─── Dataset records ───

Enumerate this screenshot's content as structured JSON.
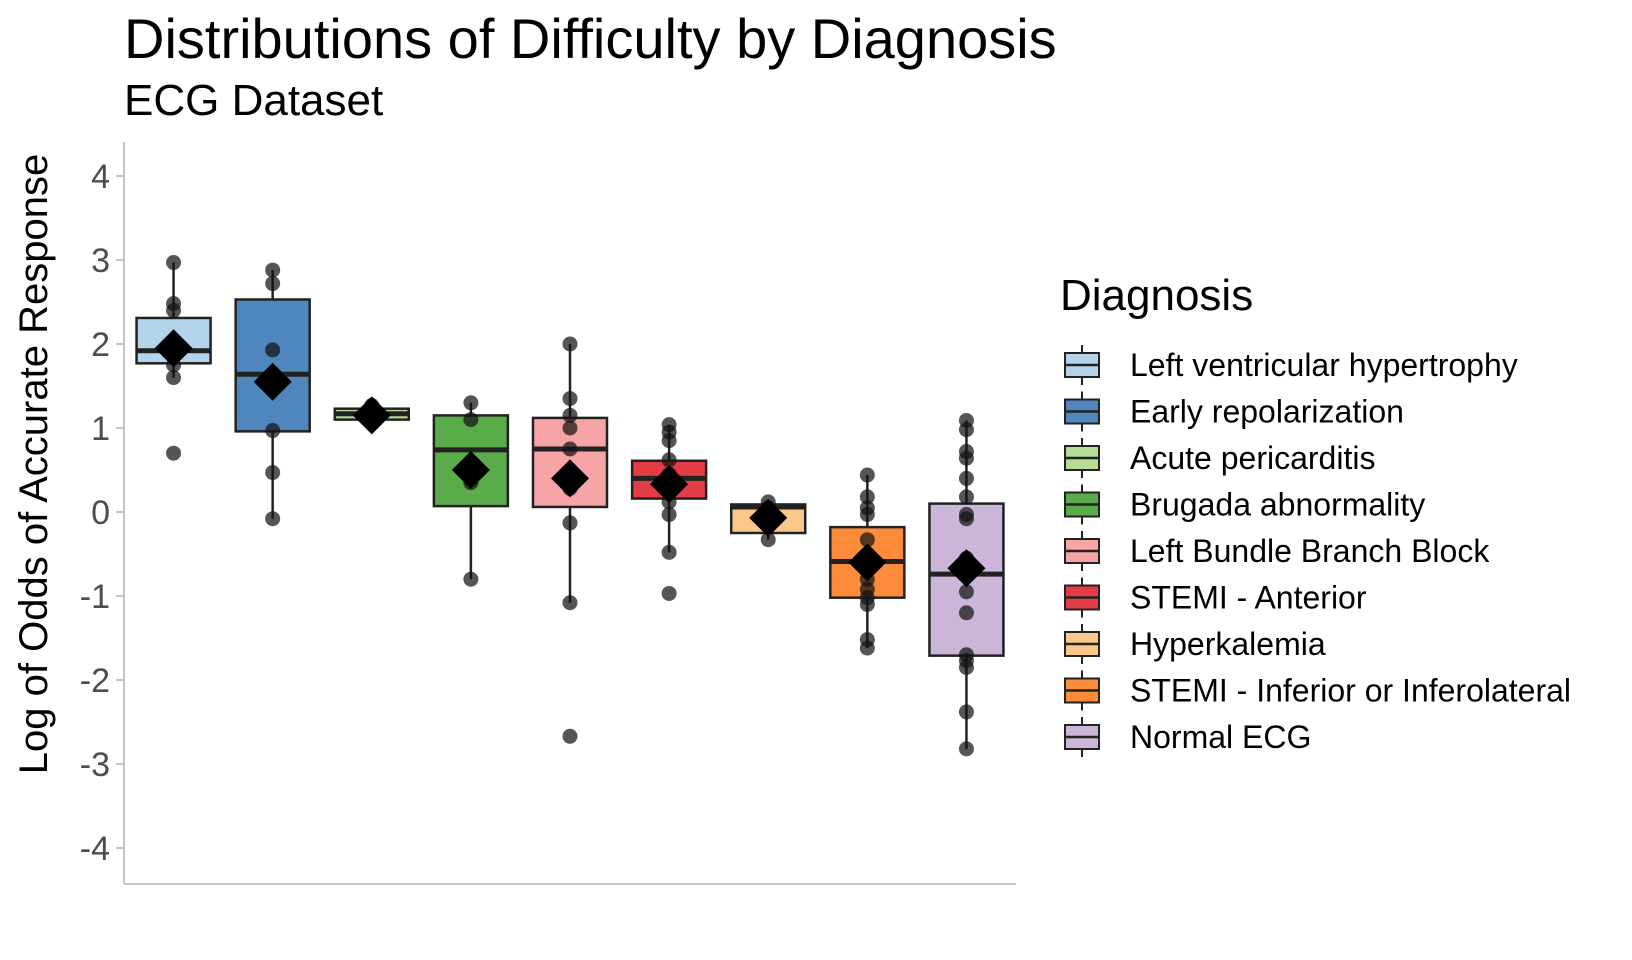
{
  "chart_data": {
    "type": "box",
    "title": "Distributions of Difficulty by Diagnosis",
    "subtitle": "ECG Dataset",
    "ylabel": "Log of Odds of Accurate Response",
    "xlabel": "",
    "ylim": [
      -4.4,
      4.4
    ],
    "yticks": [
      4,
      3,
      2,
      1,
      0,
      -1,
      -2,
      -3,
      -4
    ],
    "ytick_labels": [
      "4",
      "3",
      "2",
      "1",
      "0",
      "-1",
      "-2",
      "-3",
      "-4"
    ],
    "grid": false,
    "legend": {
      "title": "Diagnosis",
      "placement": "right"
    },
    "series": [
      {
        "name": "Left ventricular hypertrophy",
        "color": "#b3d3ea",
        "q1": 1.77,
        "median": 1.92,
        "q3": 2.31,
        "whisker_low": 1.6,
        "whisker_high": 2.97,
        "mean": 1.95,
        "points": [
          2.97,
          2.48,
          2.4,
          1.9,
          1.75,
          1.6,
          0.7
        ]
      },
      {
        "name": "Early repolarization",
        "color": "#4f86bd",
        "q1": 0.96,
        "median": 1.64,
        "q3": 2.53,
        "whisker_low": -0.08,
        "whisker_high": 2.88,
        "mean": 1.55,
        "points": [
          2.88,
          2.72,
          1.93,
          1.6,
          1.55,
          0.97,
          0.47,
          -0.08
        ]
      },
      {
        "name": "Acute pericarditis",
        "color": "#b6dd98",
        "q1": 1.1,
        "median": 1.17,
        "q3": 1.23,
        "whisker_low": 1.1,
        "whisker_high": 1.27,
        "mean": 1.15,
        "points": [
          1.27,
          1.2,
          1.13
        ]
      },
      {
        "name": "Brugada abnormality",
        "color": "#5aab4a",
        "q1": 0.07,
        "median": 0.74,
        "q3": 1.15,
        "whisker_low": -0.8,
        "whisker_high": 1.3,
        "mean": 0.5,
        "points": [
          1.3,
          1.1,
          0.45,
          0.35,
          -0.8
        ]
      },
      {
        "name": "Left Bundle Branch Block",
        "color": "#f7a4a6",
        "q1": 0.06,
        "median": 0.75,
        "q3": 1.12,
        "whisker_low": -1.08,
        "whisker_high": 2.0,
        "mean": 0.4,
        "points": [
          2.0,
          1.35,
          1.15,
          1.0,
          0.75,
          0.35,
          0.28,
          -0.13,
          -1.08,
          -2.67
        ]
      },
      {
        "name": "STEMI - Anterior",
        "color": "#e33c45",
        "q1": 0.16,
        "median": 0.4,
        "q3": 0.61,
        "whisker_low": -0.48,
        "whisker_high": 1.04,
        "mean": 0.33,
        "points": [
          1.04,
          0.95,
          0.85,
          0.62,
          0.45,
          0.3,
          0.12,
          -0.03,
          -0.48,
          -0.97
        ]
      },
      {
        "name": "Hyperkalemia",
        "color": "#fcc889",
        "q1": -0.25,
        "median": 0.06,
        "q3": 0.09,
        "whisker_low": -0.33,
        "whisker_high": 0.12,
        "mean": -0.07,
        "points": [
          0.12,
          0.05,
          -0.15,
          -0.33
        ]
      },
      {
        "name": "STEMI - Inferior or Inferolateral",
        "color": "#fc8b3b",
        "q1": -1.02,
        "median": -0.59,
        "q3": -0.18,
        "whisker_low": -1.62,
        "whisker_high": 0.44,
        "mean": -0.6,
        "points": [
          0.44,
          0.18,
          0.05,
          -0.03,
          -0.33,
          -0.8,
          -0.92,
          -1.02,
          -1.1,
          -1.52,
          -1.62
        ]
      },
      {
        "name": "Normal ECG",
        "color": "#cbb6d9",
        "q1": -1.71,
        "median": -0.74,
        "q3": 0.1,
        "whisker_low": -2.82,
        "whisker_high": 1.09,
        "mean": -0.67,
        "points": [
          1.09,
          0.98,
          0.72,
          0.64,
          0.4,
          0.18,
          -0.03,
          -0.08,
          -0.55,
          -0.95,
          -1.2,
          -1.7,
          -1.77,
          -1.85,
          -2.38,
          -2.82
        ]
      }
    ]
  }
}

───

What count of lines in the listing contain the word "Diagnosis"? Reply with the number only.

Output
2